▶ SET PROBLEM:
Extract all lines that hold the string "this".

— START RECORD EXCERPTS —

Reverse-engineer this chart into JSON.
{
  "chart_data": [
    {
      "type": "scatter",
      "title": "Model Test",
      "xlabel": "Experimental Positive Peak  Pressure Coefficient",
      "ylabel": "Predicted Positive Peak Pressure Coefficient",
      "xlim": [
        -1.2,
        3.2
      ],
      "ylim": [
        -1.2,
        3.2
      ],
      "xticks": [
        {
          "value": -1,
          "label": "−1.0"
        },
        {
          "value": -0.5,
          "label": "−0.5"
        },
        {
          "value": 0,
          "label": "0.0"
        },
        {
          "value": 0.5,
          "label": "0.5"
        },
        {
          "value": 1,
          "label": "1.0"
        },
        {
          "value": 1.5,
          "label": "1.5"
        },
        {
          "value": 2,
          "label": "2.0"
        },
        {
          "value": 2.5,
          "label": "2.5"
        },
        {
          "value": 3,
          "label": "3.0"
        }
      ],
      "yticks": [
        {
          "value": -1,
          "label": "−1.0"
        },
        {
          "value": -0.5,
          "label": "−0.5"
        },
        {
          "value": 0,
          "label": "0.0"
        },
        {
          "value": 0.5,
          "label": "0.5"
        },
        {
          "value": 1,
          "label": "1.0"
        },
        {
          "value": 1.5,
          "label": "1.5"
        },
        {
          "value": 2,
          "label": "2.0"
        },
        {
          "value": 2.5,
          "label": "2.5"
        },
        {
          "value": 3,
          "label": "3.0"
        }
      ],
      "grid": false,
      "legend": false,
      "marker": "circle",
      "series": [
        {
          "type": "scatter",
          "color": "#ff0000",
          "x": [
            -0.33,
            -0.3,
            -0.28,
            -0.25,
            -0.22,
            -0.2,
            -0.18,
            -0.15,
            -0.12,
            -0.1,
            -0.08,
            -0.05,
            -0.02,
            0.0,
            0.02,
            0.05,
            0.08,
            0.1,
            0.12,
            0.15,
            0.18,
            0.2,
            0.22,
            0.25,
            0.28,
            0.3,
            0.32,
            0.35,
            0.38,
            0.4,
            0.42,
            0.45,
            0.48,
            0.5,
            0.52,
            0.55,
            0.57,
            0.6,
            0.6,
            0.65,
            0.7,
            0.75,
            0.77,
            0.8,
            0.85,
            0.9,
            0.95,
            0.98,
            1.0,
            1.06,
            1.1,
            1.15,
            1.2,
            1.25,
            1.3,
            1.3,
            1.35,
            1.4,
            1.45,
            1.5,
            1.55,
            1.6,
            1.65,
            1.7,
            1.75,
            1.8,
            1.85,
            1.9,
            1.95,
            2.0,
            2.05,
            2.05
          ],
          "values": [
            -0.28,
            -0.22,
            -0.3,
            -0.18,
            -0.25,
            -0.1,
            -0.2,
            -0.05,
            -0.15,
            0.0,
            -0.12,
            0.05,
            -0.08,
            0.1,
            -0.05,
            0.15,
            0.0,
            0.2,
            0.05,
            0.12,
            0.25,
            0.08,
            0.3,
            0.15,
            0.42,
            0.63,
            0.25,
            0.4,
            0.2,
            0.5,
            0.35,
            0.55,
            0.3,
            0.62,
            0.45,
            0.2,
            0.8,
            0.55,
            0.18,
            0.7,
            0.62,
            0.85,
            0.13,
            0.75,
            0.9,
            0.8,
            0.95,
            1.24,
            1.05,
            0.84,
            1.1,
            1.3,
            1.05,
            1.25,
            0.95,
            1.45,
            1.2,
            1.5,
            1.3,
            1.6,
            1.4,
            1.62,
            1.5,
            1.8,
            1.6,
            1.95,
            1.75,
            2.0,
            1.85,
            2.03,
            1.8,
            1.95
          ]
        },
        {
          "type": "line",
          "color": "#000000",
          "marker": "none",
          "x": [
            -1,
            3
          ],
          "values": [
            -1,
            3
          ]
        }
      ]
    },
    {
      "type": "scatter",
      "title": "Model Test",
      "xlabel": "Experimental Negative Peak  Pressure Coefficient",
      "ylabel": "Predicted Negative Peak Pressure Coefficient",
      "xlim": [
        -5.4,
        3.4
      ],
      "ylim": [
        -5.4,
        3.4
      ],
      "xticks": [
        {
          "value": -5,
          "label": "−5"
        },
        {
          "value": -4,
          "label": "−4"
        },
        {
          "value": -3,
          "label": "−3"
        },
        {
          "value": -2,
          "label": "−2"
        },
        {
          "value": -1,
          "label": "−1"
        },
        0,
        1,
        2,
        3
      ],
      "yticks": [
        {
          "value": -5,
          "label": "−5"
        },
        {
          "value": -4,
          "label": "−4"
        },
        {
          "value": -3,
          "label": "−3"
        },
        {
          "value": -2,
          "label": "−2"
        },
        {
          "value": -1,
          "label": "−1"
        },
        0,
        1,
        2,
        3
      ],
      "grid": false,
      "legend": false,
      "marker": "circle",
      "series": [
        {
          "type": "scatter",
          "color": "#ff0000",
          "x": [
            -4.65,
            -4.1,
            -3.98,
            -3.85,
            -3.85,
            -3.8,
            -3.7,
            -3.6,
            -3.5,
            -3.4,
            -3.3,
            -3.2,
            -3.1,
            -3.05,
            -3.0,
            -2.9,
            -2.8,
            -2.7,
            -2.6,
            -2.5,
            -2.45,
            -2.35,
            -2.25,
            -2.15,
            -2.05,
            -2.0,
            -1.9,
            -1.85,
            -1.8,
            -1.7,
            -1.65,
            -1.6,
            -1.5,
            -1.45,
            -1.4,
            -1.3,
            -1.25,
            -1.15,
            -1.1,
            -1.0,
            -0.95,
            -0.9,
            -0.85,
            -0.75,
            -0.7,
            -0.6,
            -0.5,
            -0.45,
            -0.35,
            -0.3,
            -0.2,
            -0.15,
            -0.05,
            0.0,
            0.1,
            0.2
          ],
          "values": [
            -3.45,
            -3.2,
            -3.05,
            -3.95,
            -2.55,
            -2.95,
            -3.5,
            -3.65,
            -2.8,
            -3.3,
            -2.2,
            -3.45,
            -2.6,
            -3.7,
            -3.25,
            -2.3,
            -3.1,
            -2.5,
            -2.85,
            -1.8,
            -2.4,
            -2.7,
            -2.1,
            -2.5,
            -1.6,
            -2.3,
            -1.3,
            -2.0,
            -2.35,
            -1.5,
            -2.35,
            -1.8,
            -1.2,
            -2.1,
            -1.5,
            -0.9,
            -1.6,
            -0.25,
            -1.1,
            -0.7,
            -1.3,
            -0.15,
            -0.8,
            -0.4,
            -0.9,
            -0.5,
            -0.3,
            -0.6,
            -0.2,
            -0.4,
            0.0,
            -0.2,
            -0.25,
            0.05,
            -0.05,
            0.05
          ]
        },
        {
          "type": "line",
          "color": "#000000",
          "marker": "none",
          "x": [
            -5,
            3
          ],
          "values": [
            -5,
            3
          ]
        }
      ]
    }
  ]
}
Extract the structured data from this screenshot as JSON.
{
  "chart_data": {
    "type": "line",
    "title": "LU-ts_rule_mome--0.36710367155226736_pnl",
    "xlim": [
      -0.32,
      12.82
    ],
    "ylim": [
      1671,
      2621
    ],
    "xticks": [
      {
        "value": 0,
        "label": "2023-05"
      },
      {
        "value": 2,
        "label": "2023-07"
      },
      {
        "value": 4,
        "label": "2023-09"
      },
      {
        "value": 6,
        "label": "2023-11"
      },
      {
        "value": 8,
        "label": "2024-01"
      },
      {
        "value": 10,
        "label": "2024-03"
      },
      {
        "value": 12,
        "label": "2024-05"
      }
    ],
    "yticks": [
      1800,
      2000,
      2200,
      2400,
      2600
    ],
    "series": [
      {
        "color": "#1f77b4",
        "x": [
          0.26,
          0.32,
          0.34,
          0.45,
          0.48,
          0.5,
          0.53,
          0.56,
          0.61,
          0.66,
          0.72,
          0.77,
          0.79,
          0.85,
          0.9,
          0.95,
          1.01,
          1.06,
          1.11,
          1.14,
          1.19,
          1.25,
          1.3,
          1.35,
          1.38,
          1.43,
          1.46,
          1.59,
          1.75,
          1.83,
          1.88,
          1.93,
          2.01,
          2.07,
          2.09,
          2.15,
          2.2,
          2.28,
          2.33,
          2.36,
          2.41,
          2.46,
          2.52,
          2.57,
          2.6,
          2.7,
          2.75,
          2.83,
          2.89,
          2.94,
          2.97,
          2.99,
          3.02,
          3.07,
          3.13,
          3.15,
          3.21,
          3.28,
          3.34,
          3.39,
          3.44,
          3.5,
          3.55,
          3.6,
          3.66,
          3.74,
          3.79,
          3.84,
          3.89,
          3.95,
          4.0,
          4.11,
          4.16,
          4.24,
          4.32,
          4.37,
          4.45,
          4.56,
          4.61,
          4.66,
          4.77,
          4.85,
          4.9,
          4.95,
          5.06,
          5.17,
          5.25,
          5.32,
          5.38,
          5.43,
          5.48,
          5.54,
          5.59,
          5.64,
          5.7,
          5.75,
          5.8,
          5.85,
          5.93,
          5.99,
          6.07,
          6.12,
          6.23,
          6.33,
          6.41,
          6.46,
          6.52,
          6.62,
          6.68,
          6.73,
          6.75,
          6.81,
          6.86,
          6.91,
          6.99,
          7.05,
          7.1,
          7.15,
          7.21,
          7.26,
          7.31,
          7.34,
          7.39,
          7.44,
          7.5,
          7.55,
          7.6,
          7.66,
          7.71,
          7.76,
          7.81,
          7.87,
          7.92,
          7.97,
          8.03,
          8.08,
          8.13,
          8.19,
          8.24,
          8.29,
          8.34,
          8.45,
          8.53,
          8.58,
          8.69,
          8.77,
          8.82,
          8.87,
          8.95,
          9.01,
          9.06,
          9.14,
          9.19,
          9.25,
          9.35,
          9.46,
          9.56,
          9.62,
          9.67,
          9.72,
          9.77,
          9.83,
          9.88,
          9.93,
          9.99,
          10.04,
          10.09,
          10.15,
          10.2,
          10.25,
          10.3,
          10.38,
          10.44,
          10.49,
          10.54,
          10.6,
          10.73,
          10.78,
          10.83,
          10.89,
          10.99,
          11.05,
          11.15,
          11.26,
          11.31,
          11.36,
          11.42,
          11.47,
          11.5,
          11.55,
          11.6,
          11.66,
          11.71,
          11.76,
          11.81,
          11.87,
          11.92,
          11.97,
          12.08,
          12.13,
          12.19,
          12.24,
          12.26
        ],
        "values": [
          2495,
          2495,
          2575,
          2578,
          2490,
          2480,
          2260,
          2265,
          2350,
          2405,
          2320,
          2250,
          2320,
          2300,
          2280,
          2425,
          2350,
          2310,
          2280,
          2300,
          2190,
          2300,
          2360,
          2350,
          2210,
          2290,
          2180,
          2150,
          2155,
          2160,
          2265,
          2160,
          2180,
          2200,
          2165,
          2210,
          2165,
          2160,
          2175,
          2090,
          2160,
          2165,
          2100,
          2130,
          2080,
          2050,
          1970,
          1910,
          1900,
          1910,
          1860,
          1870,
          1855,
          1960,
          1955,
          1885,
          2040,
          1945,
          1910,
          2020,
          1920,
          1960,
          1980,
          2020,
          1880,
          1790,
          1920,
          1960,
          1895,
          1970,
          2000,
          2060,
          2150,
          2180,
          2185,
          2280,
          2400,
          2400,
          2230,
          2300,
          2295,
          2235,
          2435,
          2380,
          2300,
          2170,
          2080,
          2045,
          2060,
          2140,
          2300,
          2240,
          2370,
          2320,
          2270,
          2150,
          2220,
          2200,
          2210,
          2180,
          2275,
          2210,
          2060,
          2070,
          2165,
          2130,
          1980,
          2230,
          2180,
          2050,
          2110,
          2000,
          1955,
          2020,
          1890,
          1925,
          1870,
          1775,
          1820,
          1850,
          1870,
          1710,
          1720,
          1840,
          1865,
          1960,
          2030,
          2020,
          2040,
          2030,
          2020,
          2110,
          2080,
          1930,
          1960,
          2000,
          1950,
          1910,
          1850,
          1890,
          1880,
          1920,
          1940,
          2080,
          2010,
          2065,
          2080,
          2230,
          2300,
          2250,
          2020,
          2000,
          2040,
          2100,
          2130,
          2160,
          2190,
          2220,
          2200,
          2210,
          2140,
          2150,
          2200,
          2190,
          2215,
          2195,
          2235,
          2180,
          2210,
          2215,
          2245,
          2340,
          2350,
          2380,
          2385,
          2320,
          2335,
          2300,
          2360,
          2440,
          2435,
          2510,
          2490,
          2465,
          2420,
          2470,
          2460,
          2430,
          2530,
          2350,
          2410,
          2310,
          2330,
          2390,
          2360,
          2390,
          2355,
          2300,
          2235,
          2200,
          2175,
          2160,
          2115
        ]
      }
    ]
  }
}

— END RECORD EXCERPTS —

▶ FULL SOLUTION:
Reverse-engineer this chart into JSON.
Extract the structured data from this screenshot as JSON.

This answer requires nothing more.